## Work to complete
1 > Reproduce word for word the part of the exponential simulation project that opens with the words containing "Set lambda = 0.2" and closes with "set.seed(7890)".
2 > In the exponential simulation project, condense the paragraph beginning "The simulated samples are stored in a matrix" into a single shorter sentence that keeps its main facts.
3 > Continue the exponential simulation project from its last line.

## Excerpt provided
========================

Title: “Statistical Inference - Simulation Course Project Part 1”

Author: “Dharmpal Sharma”

Date: “Sunday, September 21, 2014”

output: html_document keep_md: yes

Illustrate via simulation and associated explanatory text the properties of the exponential distribution.

The mean of exponential distribution is 1/lambda and the standard deviation is also also 1/lambda.

Set lambda = 0.2 for all of the simulations.

Initialization:

nosim   <- 1000      # number of simulations
n      <- 40        # sample size of 40 as requested
lambda <- 0.2
mu     <- 1/lambda  # mu theoretical population mean = 5
s      <- mu        # s theoretical population standard deviation = 5
SE     <- s/sqrt(n) # SE is the theoretical standard error 
set.seed(7890)

The simulated samples are stored in a matrix, where each row contains one sample of 40 random exponential variables.
The mean and standard-deviation were calculated for each sample, and stored as vectors - meanx, and sdx :

x<-matrix(rexp(n*nosim,lambda),nosim)

========================

## Given data
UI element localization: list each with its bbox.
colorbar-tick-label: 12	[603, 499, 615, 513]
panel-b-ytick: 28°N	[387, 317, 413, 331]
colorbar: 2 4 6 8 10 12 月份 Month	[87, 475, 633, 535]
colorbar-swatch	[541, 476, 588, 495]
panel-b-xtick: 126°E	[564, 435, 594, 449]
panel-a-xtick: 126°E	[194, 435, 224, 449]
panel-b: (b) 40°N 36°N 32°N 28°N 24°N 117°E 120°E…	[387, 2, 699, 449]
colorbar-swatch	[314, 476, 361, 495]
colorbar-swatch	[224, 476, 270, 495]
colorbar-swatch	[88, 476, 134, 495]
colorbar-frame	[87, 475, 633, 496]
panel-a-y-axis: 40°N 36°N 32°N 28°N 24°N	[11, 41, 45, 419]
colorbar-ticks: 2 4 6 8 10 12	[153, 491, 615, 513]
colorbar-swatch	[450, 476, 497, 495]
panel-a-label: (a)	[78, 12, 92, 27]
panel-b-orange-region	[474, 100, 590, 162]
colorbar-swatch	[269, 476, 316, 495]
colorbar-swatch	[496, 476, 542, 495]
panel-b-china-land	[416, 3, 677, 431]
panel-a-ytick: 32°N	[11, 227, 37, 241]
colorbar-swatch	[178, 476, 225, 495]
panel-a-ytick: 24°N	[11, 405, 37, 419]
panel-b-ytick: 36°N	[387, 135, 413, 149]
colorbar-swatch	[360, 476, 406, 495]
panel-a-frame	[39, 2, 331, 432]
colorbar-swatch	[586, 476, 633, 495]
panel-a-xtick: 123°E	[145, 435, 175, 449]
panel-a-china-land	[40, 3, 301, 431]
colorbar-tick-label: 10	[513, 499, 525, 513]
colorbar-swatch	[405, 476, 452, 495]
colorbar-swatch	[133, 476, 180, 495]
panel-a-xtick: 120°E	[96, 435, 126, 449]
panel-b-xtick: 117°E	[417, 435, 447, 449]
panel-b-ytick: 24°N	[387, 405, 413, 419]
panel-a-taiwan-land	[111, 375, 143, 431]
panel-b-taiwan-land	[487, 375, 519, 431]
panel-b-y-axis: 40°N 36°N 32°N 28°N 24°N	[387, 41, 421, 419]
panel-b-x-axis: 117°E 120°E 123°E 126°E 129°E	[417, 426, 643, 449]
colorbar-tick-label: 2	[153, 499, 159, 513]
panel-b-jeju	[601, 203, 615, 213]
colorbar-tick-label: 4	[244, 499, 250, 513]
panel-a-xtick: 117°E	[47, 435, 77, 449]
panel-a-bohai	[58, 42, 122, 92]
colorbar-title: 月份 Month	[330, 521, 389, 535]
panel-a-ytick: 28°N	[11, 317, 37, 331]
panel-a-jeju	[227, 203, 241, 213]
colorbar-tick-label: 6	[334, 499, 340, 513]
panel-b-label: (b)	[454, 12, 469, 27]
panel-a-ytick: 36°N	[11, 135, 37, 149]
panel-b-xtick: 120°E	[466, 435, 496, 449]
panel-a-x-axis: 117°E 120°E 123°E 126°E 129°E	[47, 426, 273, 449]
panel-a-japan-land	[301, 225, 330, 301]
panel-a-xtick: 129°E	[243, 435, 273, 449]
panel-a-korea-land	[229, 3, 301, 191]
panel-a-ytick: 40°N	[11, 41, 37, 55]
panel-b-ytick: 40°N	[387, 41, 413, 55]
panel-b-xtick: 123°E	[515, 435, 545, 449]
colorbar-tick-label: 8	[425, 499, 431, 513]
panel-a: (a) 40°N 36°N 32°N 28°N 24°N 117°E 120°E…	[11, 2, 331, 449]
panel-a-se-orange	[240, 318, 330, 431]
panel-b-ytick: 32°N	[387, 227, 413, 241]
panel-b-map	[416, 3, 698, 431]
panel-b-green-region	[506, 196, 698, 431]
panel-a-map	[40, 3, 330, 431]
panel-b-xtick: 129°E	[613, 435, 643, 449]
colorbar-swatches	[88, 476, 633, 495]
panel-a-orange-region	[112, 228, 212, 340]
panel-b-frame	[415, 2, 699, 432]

========================

## Answers per task
1 >
Set lambda = 0.2 for all of the simulations.

Initialization:

nosim   <- 1000      # number of simulations
n      <- 40        # sample size of 40 as requested
lambda <- 0.2
mu     <- 1/lambda  # mu theoretical population mean = 5
s      <- mu        # s theoretical population standard deviation = 5
SE     <- s/sqrt(n) # SE is the theoretical standard error 
set.seed(7890)

2 > Each matrix row holds one sample of 40 random exponential variables, and each sample's mean and standard deviation were computed and kept in the vectors meanx and sdx.

3 >
meanx<-apply(x, 1, mean)              #means of all samples        
sdx<-apply(x, 1, sd)                  #std-deviations of all samples
  1. Showing where the distribution is centered at, and comparing it to the theoretical center of the distribution:

The average mean of all the samples simulated is 4.997 compared with the theoretical mean of the exponential distribution, which is \( \mu=1/\lambda=5 \)

  1. Show how variable it is and compare it to the theoretical variance of the distribution.

The variance of all the samples simulated means is 0.6176 compared with the theoretical variance of the exponential distribution, for sample-size of n, which is \( s^2=\sigma^2/n=(1/\lambda)^2/n=5^2/40=0.625 \)

  1. Show that the distribution is approximately normal.

With the histogram of the means simulated, compared to the density function curve of normal distribution of \( \mu=1/\lambda \) and \( \sigma=1/\lambda/\sqrt{n} \) and the Q-Q plot of the sample means compared to random normal sample with the same expected parameters, we confirm the normalized distribution.

par (mfrow = c(1,2), mar=c(5,2,4,2), mgp=c(2,.7,0), bty="l", tck=-.02)
hist(meanx, breaks=40, col="lightblue", freq=F, main="Histogram meanx vs. normal curve")  
xaxis<-seq(0,max(meanx),length=100) #prepare the x-axis 
lines(xaxis,
      dnorm(xaxis,1/lambda,sd=1/lambda/sqrt(n)),
      type="l", col="red", lwd=2)  #add ref normal curve

qqplot(rnorm(1000,1/lambda,sd=1/lambda/sqrt(n)),meanx, pch=20, cex = .5, col="black", main="Q-Q plot: meanx vs. normal dist.", xlab="normal")
abline(0,1, col = "red",lwd=1,lty=2)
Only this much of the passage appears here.